# YOUR OBJECTIVE
Pick out every line that holds the string "Polobrug" and copy it.

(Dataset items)
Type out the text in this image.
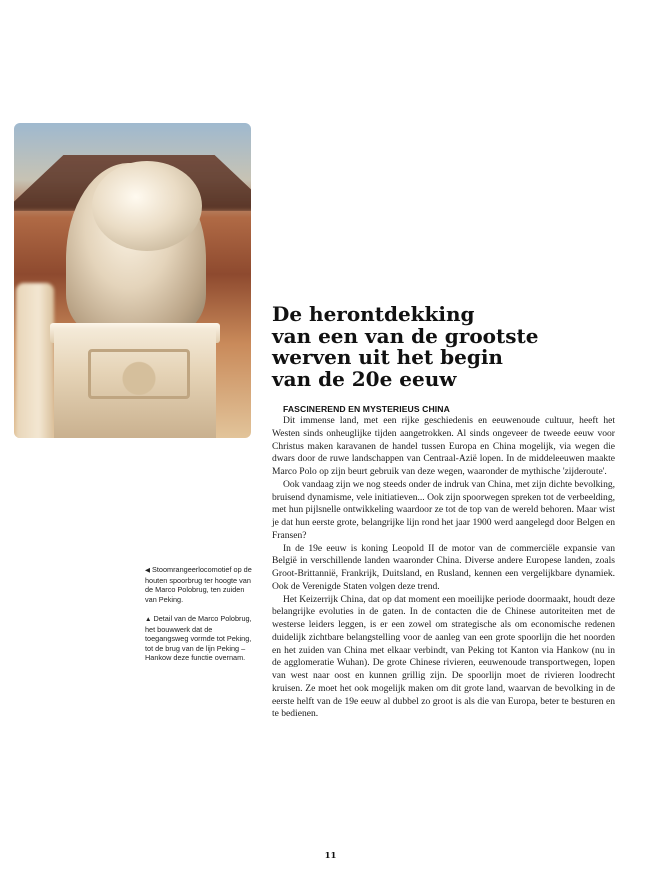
De herontdekking
van een van de grootste
werven uit het begin
van de 20e eeuw
FASCINEREND EN MYSTERIEUS CHINA

Dit immense land, met een rijke geschiedenis en eeuwenoude cultuur, heeft het Westen sinds onheuglijke tijden aangetrokken. Al sinds ongeveer de tweede eeuw voor Christus maken karavanen de handel tussen Europa en China mogelijk, via wegen die dwars door de ruwe landschappen van Centraal-Azië lopen. In de middeleeuwen maakte Marco Polo op zijn beurt gebruik van deze wegen, waaronder de mythische 'zijderoute'.

Ook vandaag zijn we nog steeds onder de indruk van China, met zijn dichte bevolking, bruisend dynamisme, vele initiatieven... Ook zijn spoorwegen spreken tot de verbeelding, met hun pijlsnelle ontwikkeling waardoor ze tot de top van de wereld behoren. Maar wist je dat hun eerste grote, belangrijke lijn rond het jaar 1900 werd aangelegd door Belgen en Fransen?

In de 19e eeuw is koning Leopold II de motor van de commerciële expansie van België in verschillende landen waaronder China. Diverse andere Europese landen, zoals Groot-Brittannië, Frankrijk, Duitsland, en Rusland, kennen een vergelijkbare dynamiek. Ook de Verenigde Staten volgen deze trend.

Het Keizerrijk China, dat op dat moment een moeilijke periode doormaakt, houdt deze belangrijke evoluties in de gaten. In de contacten die de Chinese autoriteiten met de westerse leiders leggen, is er een zowel om strategische als om economische redenen duidelijk zichtbare belangstelling voor de aanleg van een grote spoorlijn die het noorden en het zuiden van China met elkaar verbindt, van Peking tot Kanton via Hankow (nu in de agglomeratie Wuhan). De grote Chinese rivieren, eeuwenoude transportwegen, lopen van west naar oost en kunnen grillig zijn. De spoorlijn moet de rivieren loodrecht kruisen. Ze moet het ook mogelijk maken om dit grote land, waarvan de bevolking in de eerste helft van de 19e eeuw al dubbel zo groot is als die van Europa, beter te besturen en te bedienen.

◀ Stoomrangeerlocomotief op de houten spoorbrug ter hoogte van de Marco Polobrug, ten zuiden van Peking.

▲ Detail van de Marco Polobrug, het bouwwerk dat de toegangsweg vormde tot Peking, tot de brug van de lijn Peking – Hankow deze functie overnam.

11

# TASK RESULT
◀ Stoomrangeerlocomotief op de houten spoorbrug ter hoogte van de Marco Polobrug, ten zuiden van Peking.
▲ Detail van de Marco Polobrug, het bouwwerk dat de toegangsweg vormde tot Peking, tot de brug van de lijn Peking – Hankow deze functie overnam.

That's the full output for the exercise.